That company’s requirement is typical of many industrial applications today, in which efficiently designed cabling systems can play a major role in the profitability of the overall system. Consider for example, an automotive production line, in which adjustable vehicle seat assemblies must be tested as rapidly as possible as they reach a particular test station. The station contains test equipment and a power source that must be dynamically connected to each seat via multiple cables. Once the tests are complete, the cables must be disconnected, in preparation for arrival of the next seat assembly. This operation is repeated every few minutes, on a daily basis. The more rapidly those cables can be connected and disconnected, the higher the number of seats that can be tested each day. Traditionally, the complexity of mating and un-mating the multiple separate cables has necessitated a human operator but with the correct interconnect can be automated as well.
Rapid cable connection/disconnection capability is not the only factor in the efficient operation of the test station. The cable connectors themselves must be capable of a high number of mating cycles, so that the line can run without interruption for months at a time. Moreover, when the inevitable connector failure does occur, rapid repair or replacement capability is essential to avoid production line shutdown.
In this paper, we will examine the solution to these cabling and connector challenges, as well as the factors that differentiate the products from four major connector manufacturers.

Cable chaos

We’ve all experienced cable chaos at some time or another (Figure 1). In many industrial environments, however, the same is not true – especially in testing environments, where operators may need to connect and disconnect multiple cables and hoses on a routine and frequent basis. In this case, cable chaos can directly result in loss of productivity, safety issues and even emergency production line stoppage.

Figure 2: ODU-MAC series of connectors.

▶ _Written instruction 1_: Edit the source data rows from the first row through the row containing "cancel-button[interactable]: Отменить —", inclusive. Replace "column-item-label" with "column-label" and leave everything else unchanged.

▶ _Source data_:
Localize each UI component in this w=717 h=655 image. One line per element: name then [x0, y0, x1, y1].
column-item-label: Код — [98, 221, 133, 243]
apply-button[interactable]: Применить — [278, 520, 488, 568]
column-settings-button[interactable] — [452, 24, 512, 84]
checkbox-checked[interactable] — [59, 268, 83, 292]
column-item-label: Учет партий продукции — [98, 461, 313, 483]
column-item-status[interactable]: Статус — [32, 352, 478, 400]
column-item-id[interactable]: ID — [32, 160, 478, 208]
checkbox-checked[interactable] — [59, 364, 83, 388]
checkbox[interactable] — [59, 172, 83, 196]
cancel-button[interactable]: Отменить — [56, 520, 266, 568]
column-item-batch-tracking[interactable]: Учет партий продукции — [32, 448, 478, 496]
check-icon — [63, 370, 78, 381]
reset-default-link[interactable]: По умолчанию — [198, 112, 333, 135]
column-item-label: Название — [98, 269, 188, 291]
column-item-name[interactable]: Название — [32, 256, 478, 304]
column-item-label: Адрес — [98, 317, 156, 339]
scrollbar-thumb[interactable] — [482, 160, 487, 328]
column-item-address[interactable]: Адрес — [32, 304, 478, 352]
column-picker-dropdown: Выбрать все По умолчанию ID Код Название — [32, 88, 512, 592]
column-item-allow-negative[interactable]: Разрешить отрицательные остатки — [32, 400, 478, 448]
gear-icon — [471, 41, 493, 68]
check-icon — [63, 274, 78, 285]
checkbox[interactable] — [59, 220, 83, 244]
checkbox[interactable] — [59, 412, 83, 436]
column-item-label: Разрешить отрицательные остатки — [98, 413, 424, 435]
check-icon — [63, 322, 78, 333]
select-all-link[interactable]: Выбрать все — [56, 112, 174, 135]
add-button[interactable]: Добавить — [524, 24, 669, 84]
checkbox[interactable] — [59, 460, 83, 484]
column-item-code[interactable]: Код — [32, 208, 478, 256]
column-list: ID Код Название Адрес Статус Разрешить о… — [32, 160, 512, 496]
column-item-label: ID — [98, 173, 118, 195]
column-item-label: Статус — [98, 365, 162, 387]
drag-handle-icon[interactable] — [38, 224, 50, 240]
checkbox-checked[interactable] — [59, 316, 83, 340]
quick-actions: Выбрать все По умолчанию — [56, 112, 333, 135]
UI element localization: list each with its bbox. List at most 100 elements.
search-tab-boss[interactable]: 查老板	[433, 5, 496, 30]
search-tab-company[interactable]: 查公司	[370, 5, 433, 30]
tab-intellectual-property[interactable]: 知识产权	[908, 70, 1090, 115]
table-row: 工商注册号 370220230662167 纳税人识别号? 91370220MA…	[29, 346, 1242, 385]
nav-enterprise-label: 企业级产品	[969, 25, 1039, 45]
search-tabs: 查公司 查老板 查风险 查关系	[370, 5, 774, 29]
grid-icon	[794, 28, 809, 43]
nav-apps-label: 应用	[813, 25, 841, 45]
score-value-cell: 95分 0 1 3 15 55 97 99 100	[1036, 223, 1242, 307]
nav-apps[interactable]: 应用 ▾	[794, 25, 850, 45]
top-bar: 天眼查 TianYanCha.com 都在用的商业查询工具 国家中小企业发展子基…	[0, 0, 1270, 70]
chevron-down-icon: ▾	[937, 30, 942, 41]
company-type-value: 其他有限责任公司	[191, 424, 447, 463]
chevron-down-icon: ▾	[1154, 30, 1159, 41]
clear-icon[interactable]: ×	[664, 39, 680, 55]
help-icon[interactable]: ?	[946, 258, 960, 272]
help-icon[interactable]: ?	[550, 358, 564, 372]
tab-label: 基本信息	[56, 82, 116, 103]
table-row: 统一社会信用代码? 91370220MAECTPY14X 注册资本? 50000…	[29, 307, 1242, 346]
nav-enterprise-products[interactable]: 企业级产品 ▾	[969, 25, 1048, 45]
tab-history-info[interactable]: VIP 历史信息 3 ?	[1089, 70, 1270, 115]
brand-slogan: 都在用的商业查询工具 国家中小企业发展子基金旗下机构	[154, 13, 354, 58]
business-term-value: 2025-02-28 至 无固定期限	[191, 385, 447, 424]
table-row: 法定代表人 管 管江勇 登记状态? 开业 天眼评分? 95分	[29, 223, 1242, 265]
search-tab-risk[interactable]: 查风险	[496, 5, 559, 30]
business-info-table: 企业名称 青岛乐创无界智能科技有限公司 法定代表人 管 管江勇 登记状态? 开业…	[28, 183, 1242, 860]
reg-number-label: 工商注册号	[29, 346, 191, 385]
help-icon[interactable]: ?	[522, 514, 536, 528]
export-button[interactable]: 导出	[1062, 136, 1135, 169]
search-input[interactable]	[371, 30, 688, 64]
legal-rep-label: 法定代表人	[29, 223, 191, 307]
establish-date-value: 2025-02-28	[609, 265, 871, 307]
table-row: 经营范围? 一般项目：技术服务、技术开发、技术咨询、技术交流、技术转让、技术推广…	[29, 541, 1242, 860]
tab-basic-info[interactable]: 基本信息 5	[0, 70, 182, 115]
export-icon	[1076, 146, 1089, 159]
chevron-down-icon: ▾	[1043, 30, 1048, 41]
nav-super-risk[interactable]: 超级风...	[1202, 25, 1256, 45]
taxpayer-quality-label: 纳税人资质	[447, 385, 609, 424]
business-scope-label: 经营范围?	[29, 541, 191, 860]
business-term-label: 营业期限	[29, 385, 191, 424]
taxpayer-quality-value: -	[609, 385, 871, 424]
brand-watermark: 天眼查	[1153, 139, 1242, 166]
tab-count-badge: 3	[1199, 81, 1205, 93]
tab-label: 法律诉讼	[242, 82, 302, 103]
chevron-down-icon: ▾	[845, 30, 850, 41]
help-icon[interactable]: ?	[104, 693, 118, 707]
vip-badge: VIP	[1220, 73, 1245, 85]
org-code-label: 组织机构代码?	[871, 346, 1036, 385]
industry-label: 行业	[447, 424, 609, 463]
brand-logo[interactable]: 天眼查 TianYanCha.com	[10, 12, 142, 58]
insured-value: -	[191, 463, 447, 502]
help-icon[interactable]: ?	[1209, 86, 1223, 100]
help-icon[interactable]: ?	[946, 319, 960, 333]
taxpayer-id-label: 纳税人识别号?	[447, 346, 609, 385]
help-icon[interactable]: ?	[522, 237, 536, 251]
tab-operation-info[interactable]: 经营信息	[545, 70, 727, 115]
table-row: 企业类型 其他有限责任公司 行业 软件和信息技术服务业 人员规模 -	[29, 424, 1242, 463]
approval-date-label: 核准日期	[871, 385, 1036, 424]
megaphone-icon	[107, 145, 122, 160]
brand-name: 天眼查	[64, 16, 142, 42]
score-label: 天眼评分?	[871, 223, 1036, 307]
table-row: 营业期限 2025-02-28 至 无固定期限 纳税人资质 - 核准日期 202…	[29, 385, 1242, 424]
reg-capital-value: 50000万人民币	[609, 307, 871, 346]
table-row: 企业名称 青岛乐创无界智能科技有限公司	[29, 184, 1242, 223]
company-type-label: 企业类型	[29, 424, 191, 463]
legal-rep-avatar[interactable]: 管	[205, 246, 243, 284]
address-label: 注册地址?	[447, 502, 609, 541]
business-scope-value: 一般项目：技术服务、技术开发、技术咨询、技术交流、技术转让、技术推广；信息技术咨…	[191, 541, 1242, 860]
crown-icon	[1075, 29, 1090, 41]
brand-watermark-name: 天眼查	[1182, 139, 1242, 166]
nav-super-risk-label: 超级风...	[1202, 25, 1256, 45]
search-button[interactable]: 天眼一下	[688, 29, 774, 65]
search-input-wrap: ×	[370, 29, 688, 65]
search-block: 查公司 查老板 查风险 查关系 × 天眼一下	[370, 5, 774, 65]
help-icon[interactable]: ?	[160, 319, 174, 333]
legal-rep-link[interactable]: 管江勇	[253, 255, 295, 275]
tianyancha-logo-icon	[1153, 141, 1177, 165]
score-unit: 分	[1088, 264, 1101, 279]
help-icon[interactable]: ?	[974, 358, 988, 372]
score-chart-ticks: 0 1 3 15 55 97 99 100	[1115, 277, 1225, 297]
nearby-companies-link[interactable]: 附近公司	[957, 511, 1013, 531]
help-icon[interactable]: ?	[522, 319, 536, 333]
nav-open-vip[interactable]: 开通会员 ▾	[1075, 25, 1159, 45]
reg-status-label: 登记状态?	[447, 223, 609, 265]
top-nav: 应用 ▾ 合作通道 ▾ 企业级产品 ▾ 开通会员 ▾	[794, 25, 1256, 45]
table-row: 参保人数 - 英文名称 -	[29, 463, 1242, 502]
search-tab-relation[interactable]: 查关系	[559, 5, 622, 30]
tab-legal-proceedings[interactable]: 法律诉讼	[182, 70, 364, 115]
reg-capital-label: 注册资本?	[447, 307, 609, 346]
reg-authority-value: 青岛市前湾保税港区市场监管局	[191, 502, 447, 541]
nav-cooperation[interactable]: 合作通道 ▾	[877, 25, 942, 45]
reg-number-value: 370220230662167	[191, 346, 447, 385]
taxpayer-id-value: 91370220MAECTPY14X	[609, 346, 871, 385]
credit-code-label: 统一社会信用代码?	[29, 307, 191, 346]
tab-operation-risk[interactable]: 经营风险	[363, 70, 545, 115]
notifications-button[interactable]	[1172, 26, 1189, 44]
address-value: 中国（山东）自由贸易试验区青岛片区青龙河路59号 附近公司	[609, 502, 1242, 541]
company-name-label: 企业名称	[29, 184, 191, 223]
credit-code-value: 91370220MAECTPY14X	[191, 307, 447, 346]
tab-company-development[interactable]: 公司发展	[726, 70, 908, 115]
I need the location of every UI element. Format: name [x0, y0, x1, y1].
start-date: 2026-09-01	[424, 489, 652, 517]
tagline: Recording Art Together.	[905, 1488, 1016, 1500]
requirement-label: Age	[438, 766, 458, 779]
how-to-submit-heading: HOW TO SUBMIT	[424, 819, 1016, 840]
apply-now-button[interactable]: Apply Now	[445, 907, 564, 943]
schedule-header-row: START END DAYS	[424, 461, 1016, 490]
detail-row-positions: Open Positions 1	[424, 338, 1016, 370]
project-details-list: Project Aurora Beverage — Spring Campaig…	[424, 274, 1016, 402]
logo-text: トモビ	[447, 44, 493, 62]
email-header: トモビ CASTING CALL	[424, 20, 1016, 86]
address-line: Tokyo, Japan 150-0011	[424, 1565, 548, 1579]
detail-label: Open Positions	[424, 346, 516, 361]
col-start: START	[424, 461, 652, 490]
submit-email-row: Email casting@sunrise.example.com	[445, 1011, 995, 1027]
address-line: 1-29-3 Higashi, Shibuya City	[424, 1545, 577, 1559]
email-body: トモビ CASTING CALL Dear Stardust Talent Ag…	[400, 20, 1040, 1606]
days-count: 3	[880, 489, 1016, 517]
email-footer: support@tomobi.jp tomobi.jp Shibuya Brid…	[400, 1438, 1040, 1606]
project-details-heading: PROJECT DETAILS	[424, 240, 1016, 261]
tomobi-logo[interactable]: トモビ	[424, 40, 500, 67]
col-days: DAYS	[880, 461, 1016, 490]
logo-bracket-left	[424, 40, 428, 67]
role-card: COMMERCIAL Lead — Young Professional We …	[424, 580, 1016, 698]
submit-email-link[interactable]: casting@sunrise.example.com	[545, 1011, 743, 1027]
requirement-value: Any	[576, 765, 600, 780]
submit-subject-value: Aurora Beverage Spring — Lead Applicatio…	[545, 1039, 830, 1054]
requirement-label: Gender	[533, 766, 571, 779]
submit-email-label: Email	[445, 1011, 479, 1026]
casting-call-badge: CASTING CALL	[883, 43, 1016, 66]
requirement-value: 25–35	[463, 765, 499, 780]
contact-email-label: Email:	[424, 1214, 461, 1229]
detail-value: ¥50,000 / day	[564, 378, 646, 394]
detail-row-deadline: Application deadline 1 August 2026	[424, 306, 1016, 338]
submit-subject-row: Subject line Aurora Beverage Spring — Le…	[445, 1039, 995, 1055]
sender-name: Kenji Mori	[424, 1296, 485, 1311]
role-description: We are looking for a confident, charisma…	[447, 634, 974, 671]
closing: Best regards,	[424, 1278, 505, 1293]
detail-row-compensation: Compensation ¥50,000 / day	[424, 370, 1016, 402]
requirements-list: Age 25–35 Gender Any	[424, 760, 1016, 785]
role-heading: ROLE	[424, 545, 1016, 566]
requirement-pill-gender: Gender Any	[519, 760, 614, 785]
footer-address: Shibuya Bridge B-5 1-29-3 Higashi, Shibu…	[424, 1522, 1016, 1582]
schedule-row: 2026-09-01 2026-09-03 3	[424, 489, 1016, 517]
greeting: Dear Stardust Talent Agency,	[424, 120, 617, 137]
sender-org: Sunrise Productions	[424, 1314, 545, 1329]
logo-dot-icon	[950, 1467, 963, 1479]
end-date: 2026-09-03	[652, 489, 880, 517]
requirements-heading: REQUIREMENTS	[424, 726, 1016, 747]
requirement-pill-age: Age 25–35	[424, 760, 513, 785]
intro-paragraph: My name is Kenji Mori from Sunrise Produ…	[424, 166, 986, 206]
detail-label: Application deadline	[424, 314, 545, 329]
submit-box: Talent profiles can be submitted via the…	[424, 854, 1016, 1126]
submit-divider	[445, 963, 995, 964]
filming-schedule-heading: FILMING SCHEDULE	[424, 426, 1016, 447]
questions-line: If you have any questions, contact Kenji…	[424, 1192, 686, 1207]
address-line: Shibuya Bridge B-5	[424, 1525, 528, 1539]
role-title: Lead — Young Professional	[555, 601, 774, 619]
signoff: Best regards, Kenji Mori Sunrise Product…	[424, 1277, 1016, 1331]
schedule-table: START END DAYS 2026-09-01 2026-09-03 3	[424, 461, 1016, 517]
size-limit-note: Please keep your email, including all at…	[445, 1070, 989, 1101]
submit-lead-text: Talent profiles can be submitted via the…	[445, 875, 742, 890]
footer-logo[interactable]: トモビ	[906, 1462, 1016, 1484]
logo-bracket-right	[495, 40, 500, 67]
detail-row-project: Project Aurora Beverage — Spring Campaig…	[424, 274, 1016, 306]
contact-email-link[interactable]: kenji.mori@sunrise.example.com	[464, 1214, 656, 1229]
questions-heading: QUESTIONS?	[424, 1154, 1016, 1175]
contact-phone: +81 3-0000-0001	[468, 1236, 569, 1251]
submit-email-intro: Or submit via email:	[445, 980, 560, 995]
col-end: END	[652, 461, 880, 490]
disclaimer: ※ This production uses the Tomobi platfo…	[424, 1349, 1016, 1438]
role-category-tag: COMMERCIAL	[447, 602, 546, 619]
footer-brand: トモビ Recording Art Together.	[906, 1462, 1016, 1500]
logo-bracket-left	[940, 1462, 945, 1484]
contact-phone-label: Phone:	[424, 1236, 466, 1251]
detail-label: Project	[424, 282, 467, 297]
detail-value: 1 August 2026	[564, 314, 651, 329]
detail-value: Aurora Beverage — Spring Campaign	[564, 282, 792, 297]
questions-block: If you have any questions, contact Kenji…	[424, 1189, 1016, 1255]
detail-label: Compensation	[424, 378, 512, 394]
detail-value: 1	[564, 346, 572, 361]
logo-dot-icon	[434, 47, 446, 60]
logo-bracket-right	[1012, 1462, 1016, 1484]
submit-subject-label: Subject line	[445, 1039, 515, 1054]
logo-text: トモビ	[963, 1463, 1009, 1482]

▶ _Written instruction 2_: In the passage on industrial cabling, how often is the seat-testing operation at the test station repeated?

▶ _Written reply 1_:
Localize each UI component in this w=717 h=655 image. One line per element: name then [x0, y0, x1, y1].
column-label: Код — [98, 221, 133, 243]
apply-button[interactable]: Применить — [278, 520, 488, 568]
column-settings-button[interactable] — [452, 24, 512, 84]
checkbox-checked[interactable] — [59, 268, 83, 292]
column-label: Учет партий продукции — [98, 461, 313, 483]
column-item-status[interactable]: Статус — [32, 352, 478, 400]
column-item-id[interactable]: ID — [32, 160, 478, 208]
checkbox-checked[interactable] — [59, 364, 83, 388]
checkbox[interactable] — [59, 172, 83, 196]
cancel-button[interactable]: Отменить — [56, 520, 266, 568]

▶ _Written reply 2_: Every few minutes, on a daily basis.